Data entries for graphics:
· · · ·

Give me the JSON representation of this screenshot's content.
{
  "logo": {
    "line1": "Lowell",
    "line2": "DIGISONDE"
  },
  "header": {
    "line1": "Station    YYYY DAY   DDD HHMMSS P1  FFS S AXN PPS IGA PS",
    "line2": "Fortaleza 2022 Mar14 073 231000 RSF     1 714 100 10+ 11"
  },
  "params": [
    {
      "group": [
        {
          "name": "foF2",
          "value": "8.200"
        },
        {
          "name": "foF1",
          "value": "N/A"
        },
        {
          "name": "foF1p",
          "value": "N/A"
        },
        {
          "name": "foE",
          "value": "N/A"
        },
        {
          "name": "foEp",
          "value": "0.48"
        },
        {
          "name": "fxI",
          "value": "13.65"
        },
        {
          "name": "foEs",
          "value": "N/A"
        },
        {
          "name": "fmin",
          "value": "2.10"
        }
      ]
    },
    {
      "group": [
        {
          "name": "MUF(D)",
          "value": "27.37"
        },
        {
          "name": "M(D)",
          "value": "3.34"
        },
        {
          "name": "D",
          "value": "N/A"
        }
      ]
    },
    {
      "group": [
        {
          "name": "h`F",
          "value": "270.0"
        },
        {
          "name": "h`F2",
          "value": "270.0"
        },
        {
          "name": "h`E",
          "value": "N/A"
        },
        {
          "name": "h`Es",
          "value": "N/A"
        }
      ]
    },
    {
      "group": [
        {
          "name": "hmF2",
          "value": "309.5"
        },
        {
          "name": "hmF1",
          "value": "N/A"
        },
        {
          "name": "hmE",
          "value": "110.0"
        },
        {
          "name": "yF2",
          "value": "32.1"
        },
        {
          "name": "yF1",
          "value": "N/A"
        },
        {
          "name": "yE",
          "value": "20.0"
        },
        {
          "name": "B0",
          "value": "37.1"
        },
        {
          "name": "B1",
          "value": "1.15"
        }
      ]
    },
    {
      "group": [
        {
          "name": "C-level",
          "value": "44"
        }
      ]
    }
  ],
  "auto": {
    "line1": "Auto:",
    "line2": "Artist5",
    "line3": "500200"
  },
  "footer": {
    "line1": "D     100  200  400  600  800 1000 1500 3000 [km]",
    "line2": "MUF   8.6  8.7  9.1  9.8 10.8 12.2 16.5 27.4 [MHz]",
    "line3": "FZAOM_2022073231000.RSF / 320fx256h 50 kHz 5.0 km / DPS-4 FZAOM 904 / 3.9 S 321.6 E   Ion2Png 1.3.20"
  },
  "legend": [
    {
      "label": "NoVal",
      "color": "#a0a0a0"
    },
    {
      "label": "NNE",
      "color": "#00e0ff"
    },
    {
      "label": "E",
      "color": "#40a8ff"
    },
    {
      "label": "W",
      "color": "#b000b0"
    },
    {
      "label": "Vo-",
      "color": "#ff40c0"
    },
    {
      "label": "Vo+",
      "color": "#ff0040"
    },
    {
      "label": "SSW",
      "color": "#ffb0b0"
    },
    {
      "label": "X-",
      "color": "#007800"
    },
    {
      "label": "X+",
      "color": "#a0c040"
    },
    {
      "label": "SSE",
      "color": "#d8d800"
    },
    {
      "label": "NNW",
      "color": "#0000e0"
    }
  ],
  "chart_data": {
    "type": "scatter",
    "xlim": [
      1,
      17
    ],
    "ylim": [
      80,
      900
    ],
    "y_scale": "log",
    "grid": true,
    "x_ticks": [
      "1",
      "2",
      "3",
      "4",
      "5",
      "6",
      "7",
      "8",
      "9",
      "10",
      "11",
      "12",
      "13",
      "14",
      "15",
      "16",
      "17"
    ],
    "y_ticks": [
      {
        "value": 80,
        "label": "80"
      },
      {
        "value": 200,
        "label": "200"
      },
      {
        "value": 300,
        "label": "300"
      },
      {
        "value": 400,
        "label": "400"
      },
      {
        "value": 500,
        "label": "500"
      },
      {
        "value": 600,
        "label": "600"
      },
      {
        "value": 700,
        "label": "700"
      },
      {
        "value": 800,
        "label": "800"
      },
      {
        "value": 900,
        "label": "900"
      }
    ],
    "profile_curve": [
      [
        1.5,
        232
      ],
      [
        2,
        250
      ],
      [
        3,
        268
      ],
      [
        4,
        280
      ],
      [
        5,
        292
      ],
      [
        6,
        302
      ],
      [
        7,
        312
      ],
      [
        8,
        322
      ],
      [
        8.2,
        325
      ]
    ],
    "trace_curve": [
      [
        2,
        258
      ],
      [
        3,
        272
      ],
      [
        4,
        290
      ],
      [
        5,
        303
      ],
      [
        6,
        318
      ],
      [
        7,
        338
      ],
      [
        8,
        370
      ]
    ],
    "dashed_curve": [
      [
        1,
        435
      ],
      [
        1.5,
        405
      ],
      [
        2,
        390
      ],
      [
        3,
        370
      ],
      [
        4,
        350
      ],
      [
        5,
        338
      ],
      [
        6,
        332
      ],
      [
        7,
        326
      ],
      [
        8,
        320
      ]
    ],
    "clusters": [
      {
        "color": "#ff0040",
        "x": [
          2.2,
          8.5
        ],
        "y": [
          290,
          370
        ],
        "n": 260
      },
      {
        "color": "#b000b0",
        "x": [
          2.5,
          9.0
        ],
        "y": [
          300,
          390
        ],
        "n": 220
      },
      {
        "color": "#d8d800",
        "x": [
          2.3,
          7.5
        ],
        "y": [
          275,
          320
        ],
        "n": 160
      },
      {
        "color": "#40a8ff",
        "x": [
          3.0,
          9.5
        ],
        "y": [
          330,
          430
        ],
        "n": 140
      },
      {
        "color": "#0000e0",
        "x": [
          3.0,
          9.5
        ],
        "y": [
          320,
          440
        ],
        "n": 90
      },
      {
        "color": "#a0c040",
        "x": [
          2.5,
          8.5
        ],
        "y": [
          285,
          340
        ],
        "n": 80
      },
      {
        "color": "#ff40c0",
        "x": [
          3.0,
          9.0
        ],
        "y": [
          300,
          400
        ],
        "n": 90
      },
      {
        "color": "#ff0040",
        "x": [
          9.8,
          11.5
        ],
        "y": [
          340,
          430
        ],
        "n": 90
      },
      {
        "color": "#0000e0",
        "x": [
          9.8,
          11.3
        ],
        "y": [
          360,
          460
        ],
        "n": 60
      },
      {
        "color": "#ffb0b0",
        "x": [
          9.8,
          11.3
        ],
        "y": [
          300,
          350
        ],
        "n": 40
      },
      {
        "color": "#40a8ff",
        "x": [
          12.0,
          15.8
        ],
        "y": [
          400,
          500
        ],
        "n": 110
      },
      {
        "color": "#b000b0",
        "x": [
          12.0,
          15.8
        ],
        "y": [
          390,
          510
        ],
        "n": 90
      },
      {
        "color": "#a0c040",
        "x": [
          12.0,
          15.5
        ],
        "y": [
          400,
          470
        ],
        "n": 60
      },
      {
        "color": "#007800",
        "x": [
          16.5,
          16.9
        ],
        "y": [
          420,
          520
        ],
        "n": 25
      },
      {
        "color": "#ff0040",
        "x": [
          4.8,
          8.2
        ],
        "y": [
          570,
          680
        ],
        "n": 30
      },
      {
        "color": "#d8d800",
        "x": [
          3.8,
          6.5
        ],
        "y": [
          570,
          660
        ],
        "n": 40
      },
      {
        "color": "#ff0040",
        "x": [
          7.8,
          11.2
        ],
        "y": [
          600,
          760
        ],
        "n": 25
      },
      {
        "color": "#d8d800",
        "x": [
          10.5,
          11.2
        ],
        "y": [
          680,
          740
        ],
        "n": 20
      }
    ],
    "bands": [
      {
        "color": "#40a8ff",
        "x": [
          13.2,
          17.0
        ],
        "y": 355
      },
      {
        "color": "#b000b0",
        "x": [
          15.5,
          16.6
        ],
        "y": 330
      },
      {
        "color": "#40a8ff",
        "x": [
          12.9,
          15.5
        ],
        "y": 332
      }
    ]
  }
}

· · · ·

> **To be done**: Copy each record from above exactly, and include every line.

> **Exercise response**:
Give me the JSON representation of this screenshot's content.
{
  "logo": {
    "line1": "Lowell",
    "line2": "DIGISONDE"
  },
  "header": {
    "line1": "Station    YYYY DAY   DDD HHMMSS P1  FFS S AXN PPS IGA PS",
    "line2": "Fortaleza 2022 Mar14 073 231000 RSF     1 714 100 10+ 11"
  },
  "params": [
    {
      "group": [
        {
          "name": "foF2",
          "value": "8.200"
        },
        {
          "name": "foF1",
          "value": "N/A"
        },
        {
          "name": "foF1p",
          "value": "N/A"
        },
        {
          "name": "foE",
          "value": "N/A"
        },
        {
          "name": "foEp",
          "value": "0.48"
        },
        {
          "name": "fxI",
          "value": "13.65"
        },
        {
          "name": "foEs",
          "value": "N/A"
        },
        {
          "name": "fmin",
          "value": "2.10"
        }
      ]
    },
    {
      "group": [
        {
          "name": "MUF(D)",
          "value": "27.37"
        },
        {
          "name": "M(D)",
          "value": "3.34"
        },
        {
          "name": "D",
          "value": "N/A"
        }
      ]
    },
    {
      "group": [
        {
          "name": "h`F",
          "value": "270.0"
        },
        {
          "name": "h`F2",
          "value": "270.0"
        },
        {
          "name": "h`E",
          "value": "N/A"
        },
        {
          "name": "h`Es",
          "value": "N/A"
        }
      ]
    },
    {
      "group": [
        {
          "name": "hmF2",
          "value": "309.5"
        },
        {
          "name": "hmF1",
          "value": "N/A"
        },
        {
          "name": "hmE",
          "value": "110.0"
        },
        {
          "name": "yF2",
          "value": "32.1"
        },
        {
          "name": "yF1",
          "value": "N/A"
        },
        {
          "name": "yE",
          "value": "20.0"
        },
        {
          "name": "B0",
          "value": "37.1"
        },
        {
          "name": "B1",
          "value": "1.15"
        }
      ]
    },
    {
      "group": [
        {
          "name": "C-level",
          "value": "44"
        }
      ]
    }
  ],
  "auto": {
    "line1": "Auto:",
    "line2": "Artist5",
    "line3": "500200"
  },
  "footer": {
    "line1": "D     100  200  400  600  800 1000 1500 3000 [km]",
    "line2": "MUF   8.6  8.7  9.1  9.8 10.8 12.2 16.5 27.4 [MHz]",
    "line3": "FZAOM_2022073231000.RSF / 320fx256h 50 kHz 5.0 km / DPS-4 FZAOM 904 / 3.9 S 321.6 E   Ion2Png 1.3.20"
  },
  "legend": [
    {
      "label": "NoVal",
      "color": "#a0a0a0"
    },
    {
      "label": "NNE",
      "color": "#00e0ff"
    },
    {
      "label": "E",
      "color": "#40a8ff"
    },
    {
      "label": "W",
      "color": "#b000b0"
    },
    {
      "label": "Vo-",
      "color": "#ff40c0"
    },
    {
      "label": "Vo+",
      "color": "#ff0040"
    },
    {
      "label": "SSW",
      "color": "#ffb0b0"
    },
    {
      "label": "X-",
      "color": "#007800"
    },
    {
      "label": "X+",
      "color": "#a0c040"
    },
    {
      "label": "SSE",
      "color": "#d8d800"
    },
    {
      "label": "NNW",
      "color": "#0000e0"
    }
  ],
  "chart_data": {
    "type": "scatter",
    "xlim": [
      1,
      17
    ],
    "ylim": [
      80,
      900
    ],
    "y_scale": "log",
    "grid": true,
    "x_ticks": [
      "1",
      "2",
      "3",
      "4",
      "5",
      "6",
      "7",
      "8",
      "9",
      "10",
      "11",
      "12",
      "13",
      "14",
      "15",
      "16",
      "17"
    ],
    "y_ticks": [
      {
        "value": 80,
        "label": "80"
      },
      {
        "value": 200,
        "label": "200"
      },
      {
        "value": 300,
        "label": "300"
      },
      {
        "value": 400,
        "label": "400"
      },
      {
        "value": 500,
        "label": "500"
      },
      {
        "value": 600,
        "label": "600"
      },
      {
        "value": 700,
        "label": "700"
      },
      {
        "value": 800,
        "label": "800"
      },
      {
        "value": 900,
        "label": "900"
      }
    ],
    "profile_curve": [
      [
        1.5,
        232
      ],
      [
        2,
        250
      ],
      [
        3,
        268
      ],
      [
        4,
        280
      ],
      [
        5,
        292
      ],
      [
        6,
        302
      ],
      [
        7,
        312
      ],
      [
        8,
        322
      ],
      [
        8.2,
        325
      ]
    ],
    "trace_curve": [
      [
        2,
        258
      ],
      [
        3,
        272
      ],
      [
        4,
        290
      ],
      [
        5,
        303
      ],
      [
        6,
        318
      ],
      [
        7,
        338
      ],
      [
        8,
        370
      ]
    ],
    "dashed_curve": [
      [
        1,
        435
      ],
      [
        1.5,
        405
      ],
      [
        2,
        390
      ],
      [
        3,
        370
      ],
      [
        4,
        350
      ],
      [
        5,
        338
      ],
      [
        6,
        332
      ],
      [
        7,
        326
      ],
      [
        8,
        320
      ]
    ],
    "clusters": [
      {
        "color": "#ff0040",
        "x": [
          2.2,
          8.5
        ],
        "y": [
          290,
          370
        ],
        "n": 260
      },
      {
        "color": "#b000b0",
        "x": [
          2.5,
          9.0
        ],
        "y": [
          300,
          390
        ],
        "n": 220
      },
      {
        "color": "#d8d800",
        "x": [
          2.3,
          7.5
        ],
        "y": [
          275,
          320
        ],
        "n": 160
      },
      {
        "color": "#40a8ff",
        "x": [
          3.0,
          9.5
        ],
        "y": [
          330,
          430
        ],
        "n": 140
      },
      {
        "color": "#0000e0",
        "x": [
          3.0,
          9.5
        ],
        "y": [
          320,
          440
        ],
        "n": 90
      },
      {
        "color": "#a0c040",
        "x": [
          2.5,
          8.5
        ],
        "y": [
          285,
          340
        ],
        "n": 80
      },
      {
        "color": "#ff40c0",
        "x": [
          3.0,
          9.0
        ],
        "y": [
          300,
          400
        ],
        "n": 90
      },
      {
        "color": "#ff0040",
        "x": [
          9.8,
          11.5
        ],
        "y": [
          340,
          430
        ],
        "n": 90
      },
      {
        "color": "#0000e0",
        "x": [
          9.8,
          11.3
        ],
        "y": [
          360,
          460
        ],
        "n": 60
      },
      {
        "color": "#ffb0b0",
        "x": [
          9.8,
          11.3
        ],
        "y": [
          300,
          350
        ],
        "n": 40
      },
      {
        "color": "#40a8ff",
        "x": [
          12.0,
          15.8
        ],
        "y": [
          400,
          500
        ],
        "n": 110
      },
      {
        "color": "#b000b0",
        "x": [
          12.0,
          15.8
        ],
        "y": [
          390,
          510
        ],
        "n": 90
      },
      {
        "color": "#a0c040",
        "x": [
          12.0,
          15.5
        ],
        "y": [
          400,
          470
        ],
        "n": 60
      },
      {
        "color": "#007800",
        "x": [
          16.5,
          16.9
        ],
        "y": [
          420,
          520
        ],
        "n": 25
      },
      {
        "color": "#ff0040",
        "x": [
          4.8,
          8.2
        ],
        "y": [
          570,
          680
        ],
        "n": 30
      },
      {
        "color": "#d8d800",
        "x": [
          3.8,
          6.5
        ],
        "y": [
          570,
          660
        ],
        "n": 40
      },
      {
        "color": "#ff0040",
        "x": [
          7.8,
          11.2
        ],
        "y": [
          600,
          760
        ],
        "n": 25
      },
      {
        "color": "#d8d800",
        "x": [
          10.5,
          11.2
        ],
        "y": [
          680,
          740
        ],
        "n": 20
      }
    ],
    "bands": [
      {
        "color": "#40a8ff",
        "x": [
          13.2,
          17.0
        ],
        "y": 355
      },
      {
        "color": "#b000b0",
        "x": [
          15.5,
          16.6
        ],
        "y": 330
      },
      {
        "color": "#40a8ff",
        "x": [
          12.9,
          15.5
        ],
        "y": 332
      }
    ]
  }
}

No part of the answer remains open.